== What you should do ==
Check each line of the material. Copy those containing "écrie".

--- BEGIN ---

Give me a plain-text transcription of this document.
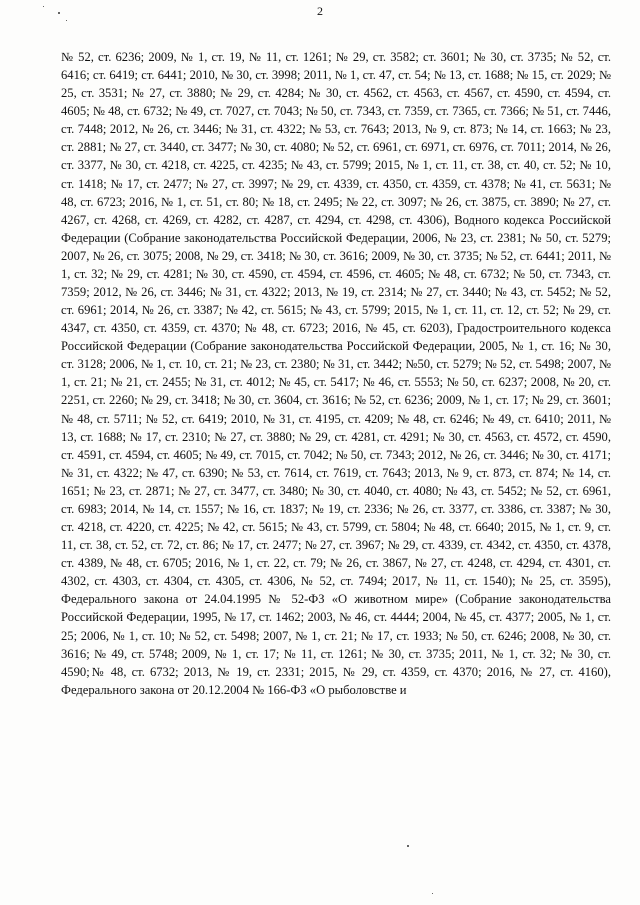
2

№ 52, ст. 6236; 2009, № 1, ст. 19, № 11, ст. 1261; № 29, ст. 3582; ст. 3601; № 30, ст. 3735; № 52, ст. 6416; ст. 6419; ст. 6441; 2010, № 30, ст. 3998; 2011, № 1, ст. 47, ст. 54; № 13, ст. 1688; № 15, ст. 2029; № 25, ст. 3531; № 27, ст. 3880; № 29, ст. 4284; № 30, ст. 4562, ст. 4563, ст. 4567, ст. 4590, ст. 4594, ст. 4605; № 48, ст. 6732; № 49, ст. 7027, ст. 7043; № 50, ст. 7343, ст. 7359, ст. 7365, ст. 7366; № 51, ст. 7446, ст. 7448; 2012, № 26, ст. 3446; № 31, ст. 4322; № 53, ст. 7643; 2013, № 9, ст. 873; № 14, ст. 1663; № 23, ст. 2881; № 27, ст. 3440, ст. 3477; № 30, ст. 4080; № 52, ст. 6961, ст. 6971, ст. 6976, ст. 7011; 2014, № 26, ст. 3377, № 30, ст. 4218, ст. 4225, ст. 4235; № 43, ст. 5799; 2015, № 1, ст. 11, ст. 38, ст. 40, ст. 52; № 10, ст. 1418; № 17, ст. 2477; № 27, ст. 3997; № 29, ст. 4339, ст. 4350, ст. 4359, ст. 4378; № 41, ст. 5631; № 48, ст. 6723; 2016, № 1, ст. 51, ст. 80; № 18, ст. 2495; № 22, ст. 3097; № 26, ст. 3875, ст. 3890; № 27, ст. 4267, ст. 4268, ст. 4269, ст. 4282, ст. 4287, ст. 4294, ст. 4298, ст. 4306), Водного кодекса Российской Федерации (Собрание законодательства Российской Федерации, 2006, № 23, ст. 2381; № 50, ст. 5279; 2007, № 26, ст. 3075; 2008, № 29, ст. 3418; № 30, ст. 3616; 2009, № 30, ст. 3735; № 52, ст. 6441; 2011, № 1, ст. 32; № 29, ст. 4281; № 30, ст. 4590, ст. 4594, ст. 4596, ст. 4605; № 48, ст. 6732; № 50, ст. 7343, ст. 7359; 2012, № 26, ст. 3446; № 31, ст. 4322; 2013, № 19, ст. 2314; № 27, ст. 3440; № 43, ст. 5452; № 52, ст. 6961; 2014, № 26, ст. 3387; № 42, ст. 5615; № 43, ст. 5799; 2015, № 1, ст. 11, ст. 12, ст. 52; № 29, ст. 4347, ст. 4350, ст. 4359, ст. 4370; № 48, ст. 6723; 2016, № 45, ст. 6203), Градостроительного кодекса Российской Федерации (Собрание законодательства Российской Федерации, 2005, № 1, ст. 16; № 30, ст. 3128; 2006, № 1, ст. 10, ст. 21; № 23, ст. 2380; № 31, ст. 3442; №50, ст. 5279; № 52, ст. 5498; 2007, № 1, ст. 21; № 21, ст. 2455; № 31, ст. 4012; № 45, ст. 5417; № 46, ст. 5553; № 50, ст. 6237; 2008, № 20, ст. 2251, ст. 2260; № 29, ст. 3418; № 30, ст. 3604, ст. 3616; № 52, ст. 6236; 2009, № 1, ст. 17; № 29, ст. 3601; № 48, ст. 5711; № 52, ст. 6419; 2010, № 31, ст. 4195, ст. 4209; № 48, ст. 6246; № 49, ст. 6410; 2011, № 13, ст. 1688; № 17, ст. 2310; № 27, ст. 3880; № 29, ст. 4281, ст. 4291; № 30, ст. 4563, ст. 4572, ст. 4590, ст. 4591, ст. 4594, ст. 4605; № 49, ст. 7015, ст. 7042; № 50, ст. 7343; 2012, № 26, ст. 3446; № 30, ст. 4171; № 31, ст. 4322; № 47, ст. 6390; № 53, ст. 7614, ст. 7619, ст. 7643; 2013, № 9, ст. 873, ст. 874; № 14, ст. 1651; № 23, ст. 2871; № 27, ст. 3477, ст. 3480; № 30, ст. 4040, ст. 4080; № 43, ст. 5452; № 52, ст. 6961, ст. 6983; 2014, № 14, ст. 1557; № 16, ст. 1837; № 19, ст. 2336; № 26, ст. 3377, ст. 3386, ст. 3387; № 30, ст. 4218, ст. 4220, ст. 4225; № 42, ст. 5615; № 43, ст. 5799, ст. 5804; № 48, ст. 6640; 2015, № 1, ст. 9, ст. 11, ст. 38, ст. 52, ст. 72, ст. 86; № 17, ст. 2477; № 27, ст. 3967; № 29, ст. 4339, ст. 4342, ст. 4350, ст. 4378, ст. 4389, № 48, ст. 6705; 2016, № 1, ст. 22, ст. 79; № 26, ст. 3867, № 27, ст. 4248, ст. 4294, ст. 4301, ст. 4302, ст. 4303, ст. 4304, ст. 4305, ст. 4306, № 52, ст. 7494; 2017, № 11, ст. 1540); № 25, ст. 3595), Федерального закона от 24.04.1995 № 52-ФЗ «О животном мире» (Собрание законодательства Российской Федерации, 1995, № 17, ст. 1462; 2003, № 46, ст. 4444; 2004, № 45, ст. 4377; 2005, № 1, ст. 25; 2006, № 1, ст. 10; № 52, ст. 5498; 2007, № 1, ст. 21; № 17, ст. 1933; № 50, ст. 6246; 2008, № 30, ст. 3616; № 49, ст. 5748; 2009, № 1, ст. 17; № 11, ст. 1261; № 30, ст. 3735; 2011, № 1, ст. 32; № 30, ст. 4590;№ 48, ст. 6732; 2013, № 19, ст. 2331; 2015, № 29, ст. 4359, ст. 4370; 2016, № 27, ст. 4160), Федерального закона от 20.12.2004 № 166-ФЗ «О рыболовстве и
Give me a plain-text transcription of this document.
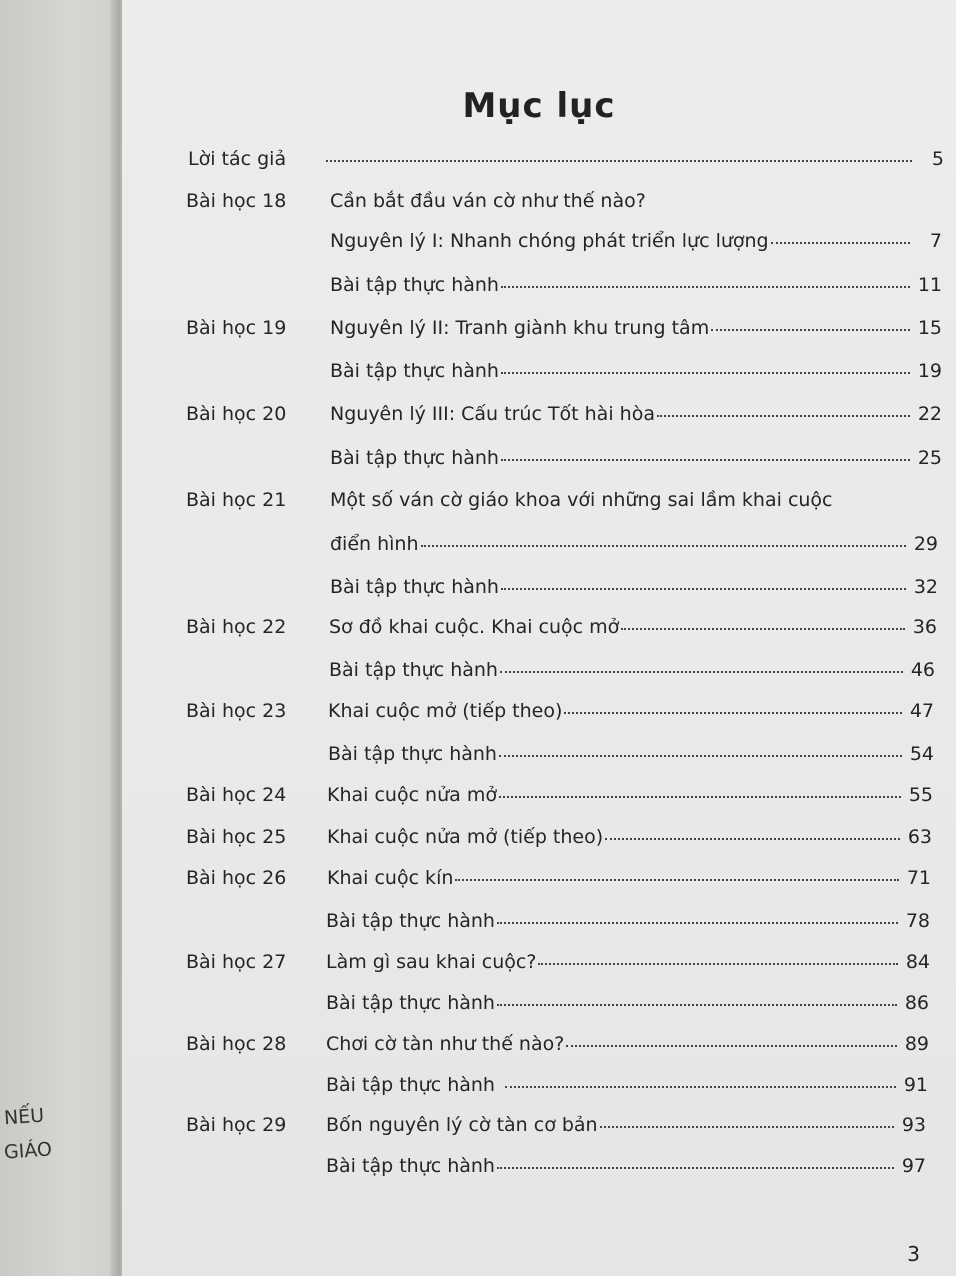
NẾU
GIÁO
Mục lục
Lời tác giả	5
Bài học 18 Cần bắt đầu ván cờ như thế nào?
Nguyên lý I: Nhanh chóng phát triển lực lượng	7
Bài tập thực hành	11
Bài học 19 Nguyên lý II: Tranh giành khu trung tâm	15
Bài tập thực hành	19
Bài học 20 Nguyên lý III: Cấu trúc Tốt hài hòa	22
Bài tập thực hành	25
Bài học 21 Một số ván cờ giáo khoa với những sai lầm khai cuộc
điển hình	29
Bài tập thực hành	32
Bài học 22 Sơ đồ khai cuộc. Khai cuộc mở	36
Bài tập thực hành	46
Bài học 23 Khai cuộc mở (tiếp theo)	47
Bài tập thực hành	54
Bài học 24 Khai cuộc nửa mở	55
Bài học 25 Khai cuộc nửa mở (tiếp theo)	63
Bài học 26 Khai cuộc kín	71
Bài tập thực hành	78
Bài học 27 Làm gì sau khai cuộc?	84
Bài tập thực hành	86
Bài học 28 Chơi cờ tàn như thế nào?	89
Bài tập thực hành	91
Bài học 29 Bốn nguyên lý cờ tàn cơ bản	93
Bài tập thực hành	97
3
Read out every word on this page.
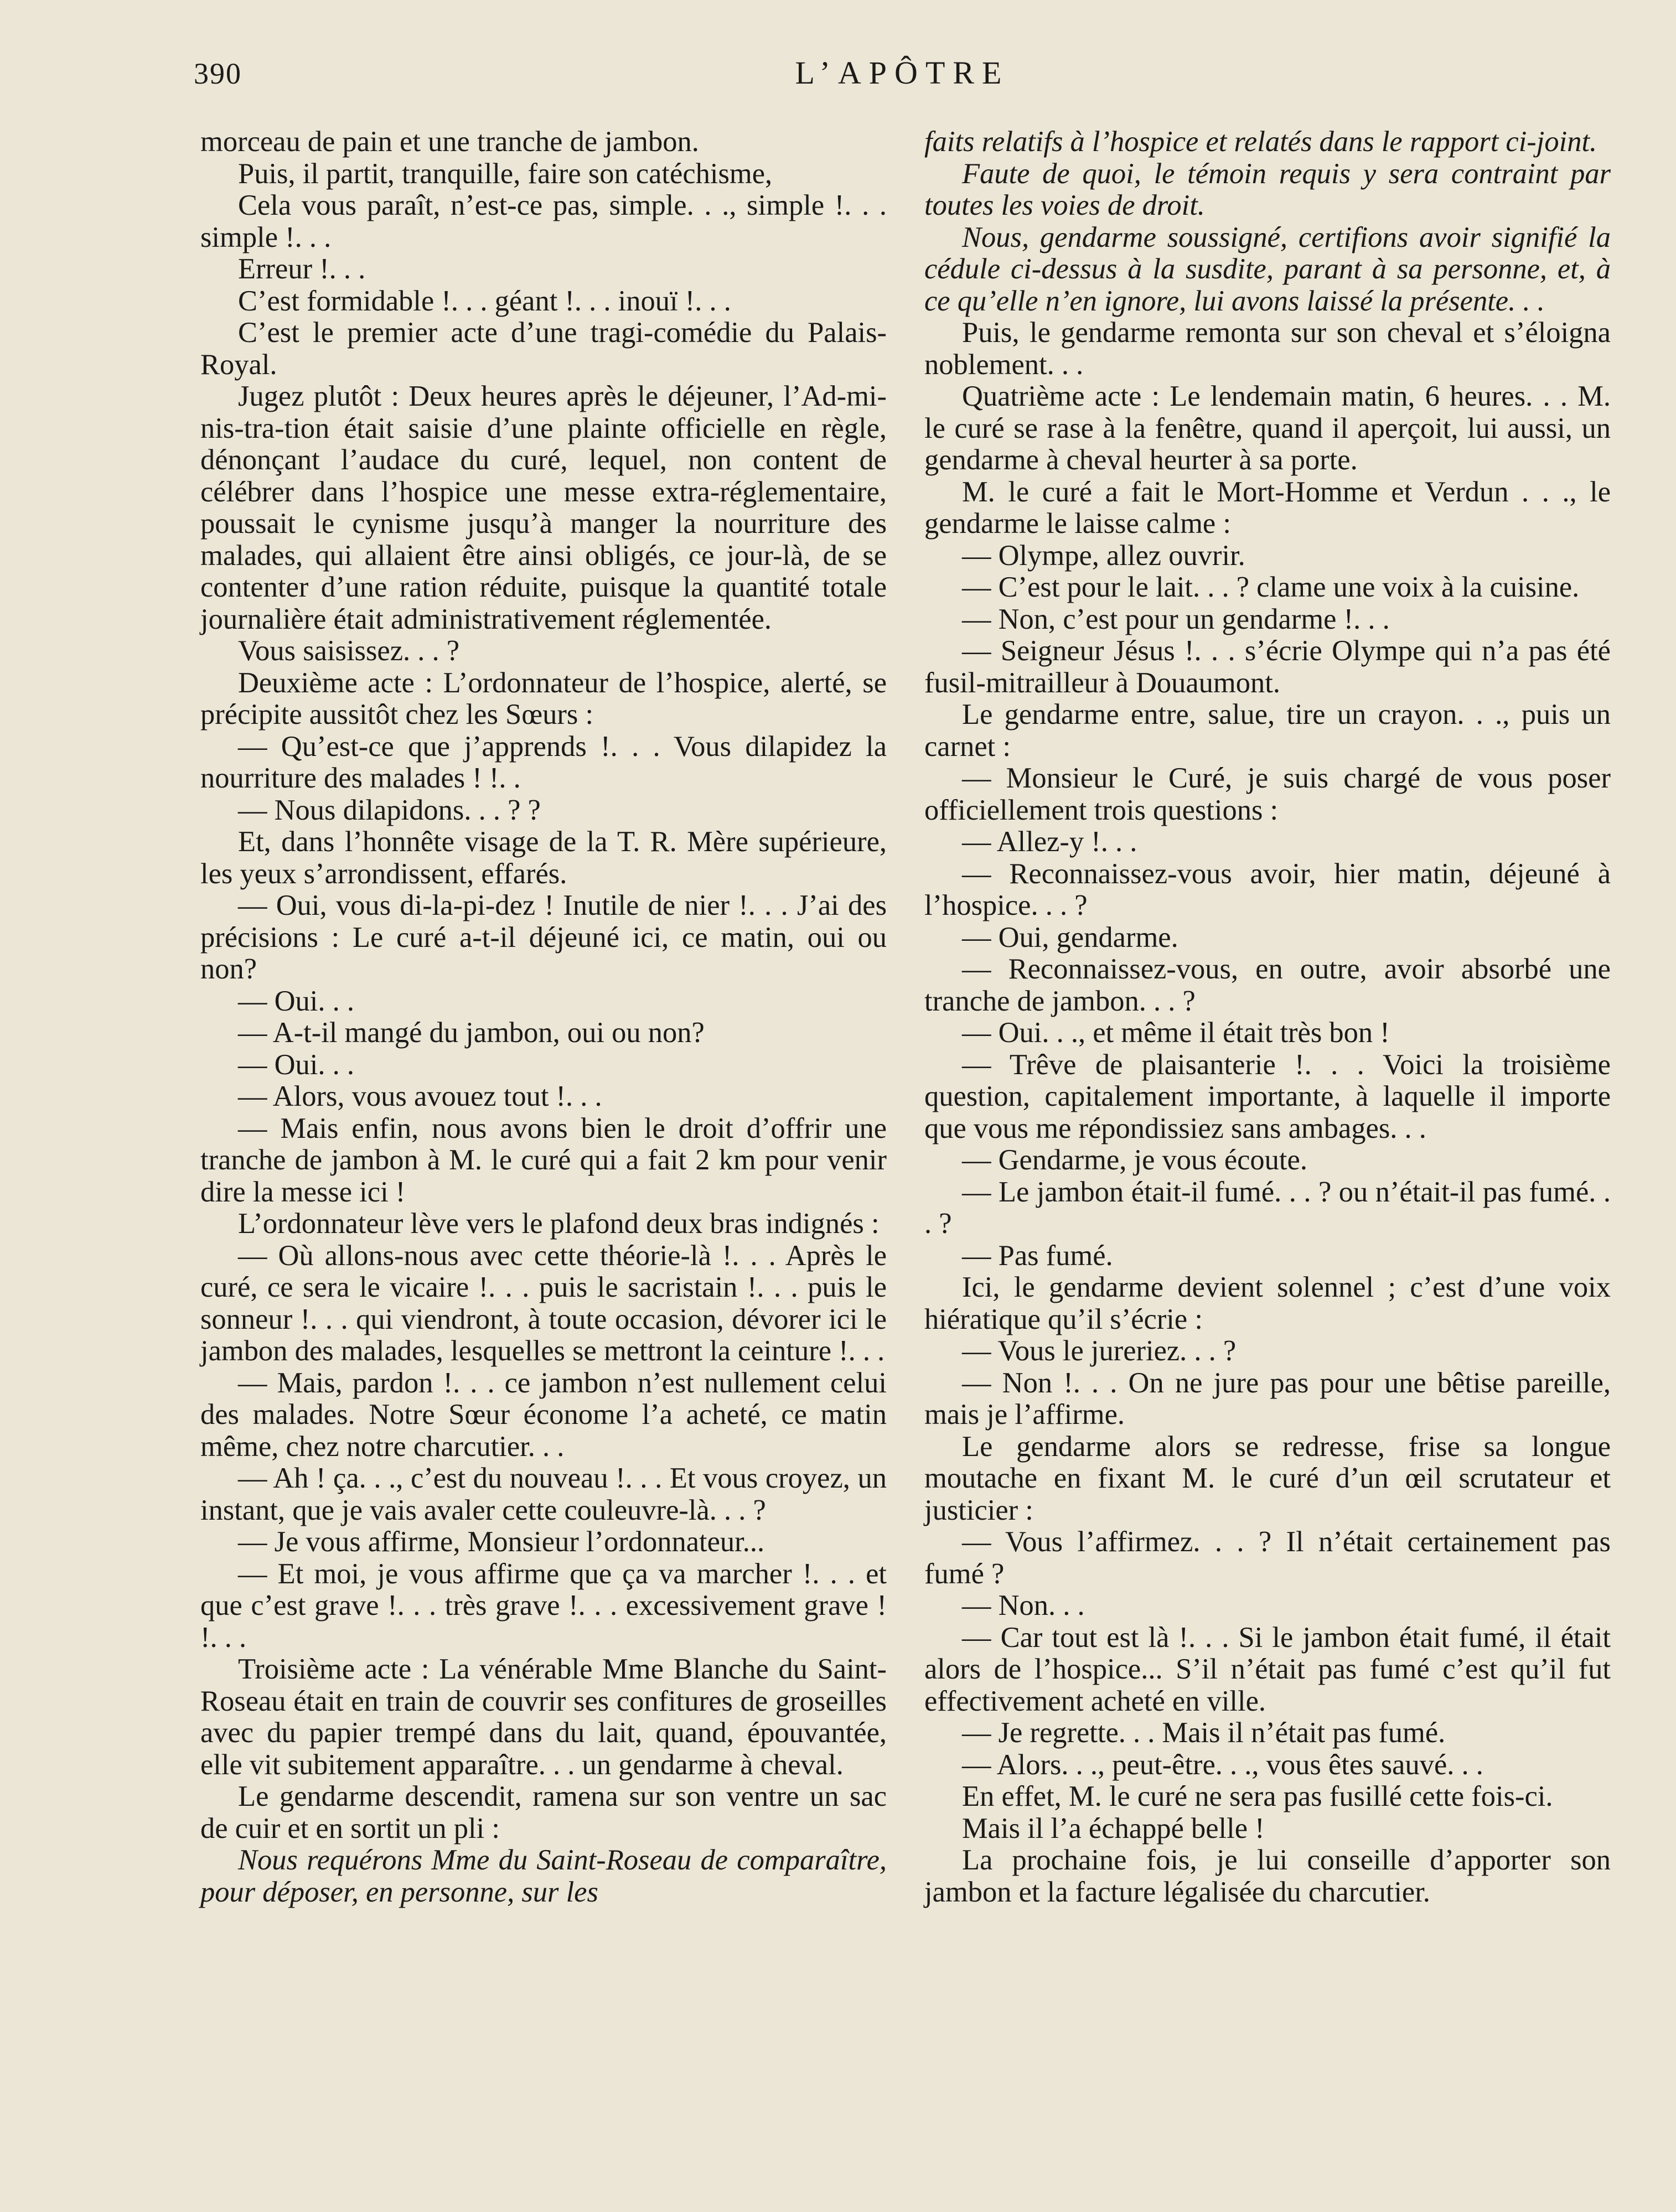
390	L’APÔTRE

morceau de pain et une tranche de jambon.

Puis, il partit, tranquille, faire son catéchisme,

Cela vous paraît, n’est-ce pas, simple. . ., simple !. . . simple !. . .

Erreur !. . .

C’est formidable !. . . géant !. . . inouï !. . .

C’est le premier acte d’une tragi-comédie du Palais-Royal.

Jugez plutôt : Deux heures après le déjeuner, l’Ad-mi-nis-tra-tion était saisie d’une plainte officielle en règle, dénonçant l’audace du curé, lequel, non content de célébrer dans l’hospice une messe extra-réglementaire, poussait le cynisme jusqu’à manger la nourriture des malades, qui allaient être ainsi obligés, ce jour-là, de se contenter d’une ration réduite, puisque la quantité totale journalière était administrativement réglementée.

Vous saisissez. . . ?

Deuxième acte : L’ordonnateur de l’hospice, alerté, se précipite aussitôt chez les Sœurs :

— Qu’est-ce que j’apprends !. . . Vous dilapidez la nourriture des malades ! !. .

— Nous dilapidons. . . ? ?

Et, dans l’honnête visage de la T. R. Mère supérieure, les yeux s’arrondissent, effarés.

— Oui, vous di-la-pi-dez ! Inutile de nier !. . . J’ai des précisions : Le curé a-t-il déjeuné ici, ce matin, oui ou non?

— Oui. . .

— A-t-il mangé du jambon, oui ou non?

— Oui. . .

— Alors, vous avouez tout !. . .

— Mais enfin, nous avons bien le droit d’offrir une tranche de jambon à M. le curé qui a fait 2 km pour venir dire la messe ici !

L’ordonnateur lève vers le plafond deux bras indignés :

— Où allons-nous avec cette théorie-là !. . . Après le curé, ce sera le vicaire !. . . puis le sacristain !. . . puis le sonneur !. . . qui viendront, à toute occasion, dévorer ici le jambon des malades, lesquelles se mettront la ceinture !. . .

— Mais, pardon !. . . ce jambon n’est nullement celui des malades. Notre Sœur économe l’a acheté, ce matin même, chez notre charcutier. . .

— Ah ! ça. . ., c’est du nouveau !. . . Et vous croyez, un instant, que je vais avaler cette couleuvre-là. . . ?

— Je vous affirme, Monsieur l’ordonnateur...

— Et moi, je vous affirme que ça va marcher !. . . et que c’est grave !. . . très grave !. . . excessivement grave ! !. . .

Troisième acte : La vénérable Mme Blanche du Saint-Roseau était en train de couvrir ses confitures de groseilles avec du papier trempé dans du lait, quand, épouvantée, elle vit subitement apparaître. . . un gendarme à cheval.

Le gendarme descendit, ramena sur son ventre un sac de cuir et en sortit un pli :

Nous requérons Mme du Saint-Roseau de comparaître, pour déposer, en personne, sur les

faits relatifs à l’hospice et relatés dans le rapport ci-joint.

Faute de quoi, le témoin requis y sera contraint par toutes les voies de droit.

Nous, gendarme soussigné, certifions avoir signifié la cédule ci-dessus à la susdite, parant à sa personne, et, à ce qu’elle n’en ignore, lui avons laissé la présente. . .

Puis, le gendarme remonta sur son cheval et s’éloigna noblement. . .

Quatrième acte : Le lendemain matin, 6 heures. . . M. le curé se rase à la fenêtre, quand il aperçoit, lui aussi, un gendarme à cheval heurter à sa porte.

M. le curé a fait le Mort-Homme et Verdun . . ., le gendarme le laisse calme :

— Olympe, allez ouvrir.

— C’est pour le lait. . . ? clame une voix à la cuisine.

— Non, c’est pour un gendarme !. . .

— Seigneur Jésus !. . . s’écrie Olympe qui n’a pas été fusil-mitrailleur à Douaumont.

Le gendarme entre, salue, tire un crayon. . ., puis un carnet :

— Monsieur le Curé, je suis chargé de vous poser officiellement trois questions :

— Allez-y !. . .

— Reconnaissez-vous avoir, hier matin, déjeuné à l’hospice. . . ?

— Oui, gendarme.

— Reconnaissez-vous, en outre, avoir absorbé une tranche de jambon. . . ?

— Oui. . ., et même il était très bon !

— Trêve de plaisanterie !. . . Voici la troisième question, capitalement importante, à laquelle il importe que vous me répondissiez sans ambages. . .

— Gendarme, je vous écoute.

— Le jambon était-il fumé. . . ? ou n’était-il pas fumé. . . ?

— Pas fumé.

Ici, le gendarme devient solennel ; c’est d’une voix hiératique qu’il s’écrie :

— Vous le jureriez. . . ?

— Non !. . . On ne jure pas pour une bêtise pareille, mais je l’affirme.

Le gendarme alors se redresse, frise sa longue moutache en fixant M. le curé d’un œil scrutateur et justicier :

— Vous l’affirmez. . . ? Il n’était certainement pas fumé ?

— Non. . .

— Car tout est là !. . . Si le jambon était fumé, il était alors de l’hospice... S’il n’était pas fumé c’est qu’il fut effectivement acheté en ville.

— Je regrette. . . Mais il n’était pas fumé.

— Alors. . ., peut-être. . ., vous êtes sauvé. . .

En effet, M. le curé ne sera pas fusillé cette fois-ci.

Mais il l’a échappé belle !

La prochaine fois, je lui conseille d’apporter son jambon et la facture légalisée du charcutier.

--- END ---

== Exercise answer ==
— Seigneur Jésus !. . . s’écrie Olympe qui n’a pas été fusil-mitrailleur à Douaumont.
Ici, le gendarme devient solennel ; c’est d’une voix hiératique qu’il s’écrie :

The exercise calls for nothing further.